■ Directions for this task
All entries below need to be written out exactly, but without their pictures.

Saved data entries:
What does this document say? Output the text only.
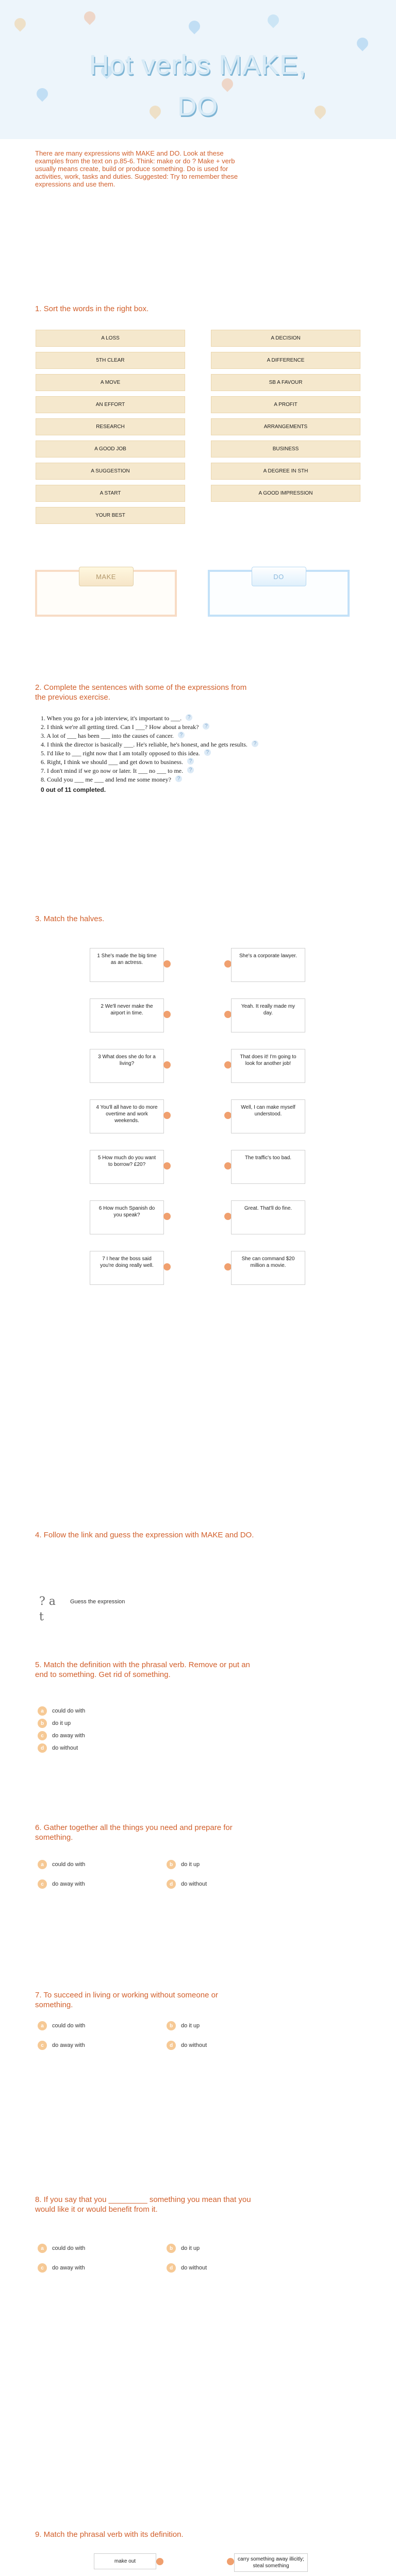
Hot verbs MAKE,
DO
There are many expressions with MAKE and DO. Look at these examples from the text on p.85-6. Think: make or do ? Make + verb usually means create, build or produce something. Do is used for activities, work, tasks and duties. Suggested: Try to remember these expressions and use them.
1. Sort the words in the right box.
A LOSS	A DECISION
5TH CLEAR	A DIFFERENCE
A MOVE	SB A FAVOUR
AN EFFORT	A PROFIT
RESEARCH	ARRANGEMENTS
A GOOD JOB	BUSINESS
A SUGGESTION	A DEGREE IN STH
A START	A GOOD IMPRESSION
YOUR BEST
MAKE	DO
2. Complete the sentences with some of the expressions from the previous exercise.
1. When you go for a job interview, it's important to ___.	?
2. I think we're all getting tired. Can I ___? How about a break?	?
3. A lot of ___ has been ___ into the causes of cancer.	?
4. I think the director is basically ___. He's reliable, he's honest, and he gets results.	?
5. I'd like to ___ right now that I am totally opposed to this idea.	?
6. Right, I think we should ___ and get down to business.	?
7. I don't mind if we go now or later. It ___ no ___ to me.	?
8. Could you ___ me ___ and lend me some money?	?
0 out of 11 completed.
3. Match the halves.
1 She's made the big time as an actress.
She's a corporate lawyer.
2 We'll never make the airport in time.
Yeah. It really made my day.
3 What does she do for a living?
That does it! I'm going to look for another job!
4 You'll all have to do more overtime and work weekends.
Well, I can make myself understood.
5 How much do you want to borrow? £20?
The traffic's too bad.
6 How much Spanish do you speak?
Great. That'll do fine.
7 I hear the boss said you're doing really well.
She can command $20 million a movie.
4. Follow the link and guess the expression with MAKE and DO.
? a t
Guess the expression
5. Match the definition with the phrasal verb. Remove or put an end to something. Get rid of something.
a	could do with
b	do it up
c	do away with
d	do without
6. Gather together all the things you need and prepare for something.
a	could do with	b	do it up
c	do away with	d	do without
7. To succeed in living or working without someone or something.
a	could do with	b	do it up
c	do away with	d	do without
8. If you say that you _________ something you mean that you would like it or would benefit from it.
a	could do with	b	do it up
c	do away with	d	do without
9. Match the phrasal verb with its definition.
make out	carry something away illicitly; steal something
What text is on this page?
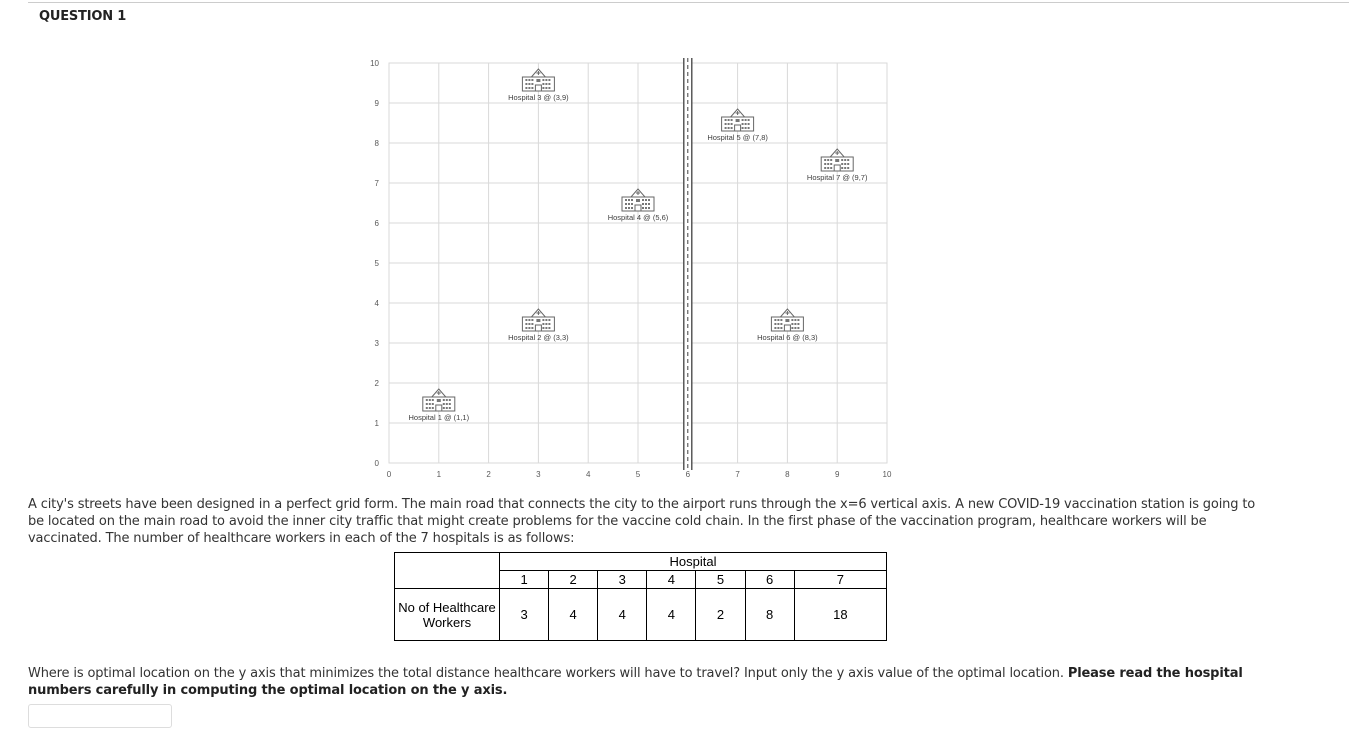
QUESTION 1
0	1	2	3	4	5	6	7	8	9	10
0
1
2
3
4
5
6
7
8
9
10
Hospital 1 @ (1,1)
Hospital 2 @ (3,3)
Hospital 3 @ (3,9)
Hospital 4 @ (5,6)
Hospital 5 @ (7,8)
Hospital 6 @ (8,3)
Hospital 7 @ (9,7)
A city's streets have been designed in a perfect grid form. The main road that connects the city to the airport runs through the x=6 vertical axis. A new COVID-19 vaccination station is going to be located on the main road to avoid the inner city traffic that might create problems for the vaccine cold chain. In the first phase of the vaccination program, healthcare workers will be vaccinated. The number of healthcare workers in each of the 7 hospitals is as follows:
	Hospital						
	1	2	3	4	5	6	7
No of Healthcare Workers	3	4	4	4	2	8	18
Where is optimal location on the y axis that minimizes the total distance healthcare workers will have to travel? Input only the y axis value of the optimal location. Please read the hospital numbers carefully in computing the optimal location on the y axis.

■ Output below
What does this document say? Output the text only.
Hot verbs MAKE,
DO
There are many expressions with MAKE and DO. Look at these examples from the text on p.85-6. Think: make or do ? Make + verb usually means create, build or produce something. Do is used for activities, work, tasks and duties. Suggested: Try to remember these expressions and use them.
1. Sort the words in the right box.
A LOSS	A DECISION
5TH CLEAR	A DIFFERENCE
A MOVE	SB A FAVOUR
AN EFFORT	A PROFIT
RESEARCH	ARRANGEMENTS
A GOOD JOB	BUSINESS
A SUGGESTION	A DEGREE IN STH
A START	A GOOD IMPRESSION
YOUR BEST
MAKE	DO
2. Complete the sentences with some of the expressions from the previous exercise.
1. When you go for a job interview, it's important to ___.	?
2. I think we're all getting tired. Can I ___? How about a break?	?
3. A lot of ___ has been ___ into the causes of cancer.	?
4. I think the director is basically ___. He's reliable, he's honest, and he gets results.	?
5. I'd like to ___ right now that I am totally opposed to this idea.	?
6. Right, I think we should ___ and get down to business.	?
7. I don't mind if we go now or later. It ___ no ___ to me.	?
8. Could you ___ me ___ and lend me some money?	?
0 out of 11 completed.
3. Match the halves.
1 She's made the big time as an actress.
She's a corporate lawyer.
2 We'll never make the airport in time.
Yeah. It really made my day.
3 What does she do for a living?
That does it! I'm going to look for another job!
4 You'll all have to do more overtime and work weekends.
Well, I can make myself understood.
5 How much do you want to borrow? £20?
The traffic's too bad.
6 How much Spanish do you speak?
Great. That'll do fine.
7 I hear the boss said you're doing really well.
She can command $20 million a movie.
4. Follow the link and guess the expression with MAKE and DO.
? a t
Guess the expression
5. Match the definition with the phrasal verb. Remove or put an end to something. Get rid of something.
a	could do with
b	do it up
c	do away with
d	do without
6. Gather together all the things you need and prepare for something.
a	could do with	b	do it up
c	do away with	d	do without
7. To succeed in living or working without someone or something.
a	could do with	b	do it up
c	do away with	d	do without
8. If you say that you _________ something you mean that you would like it or would benefit from it.
a	could do with	b	do it up
c	do away with	d	do without
9. Match the phrasal verb with its definition.
make out	carry something away illicitly; steal something
What text is on this page?
QUESTION 1
0	1	2	3	4	5	6	7	8	9	10
0
1
2
3
4
5
6
7
8
9
10
Hospital 1 @ (1,1)
Hospital 2 @ (3,3)
Hospital 3 @ (3,9)
Hospital 4 @ (5,6)
Hospital 5 @ (7,8)
Hospital 6 @ (8,3)
Hospital 7 @ (9,7)
A city's streets have been designed in a perfect grid form. The main road that connects the city to the airport runs through the x=6 vertical axis. A new COVID-19 vaccination station is going to be located on the main road to avoid the inner city traffic that might create problems for the vaccine cold chain. In the first phase of the vaccination program, healthcare workers will be vaccinated. The number of healthcare workers in each of the 7 hospitals is as follows:
	Hospital						
	1	2	3	4	5	6	7
No of Healthcare Workers	3	4	4	4	2	8	18
Where is optimal location on the y axis that minimizes the total distance healthcare workers will have to travel? Input only the y axis value of the optimal location. Please read the hospital numbers carefully in computing the optimal location on the y axis.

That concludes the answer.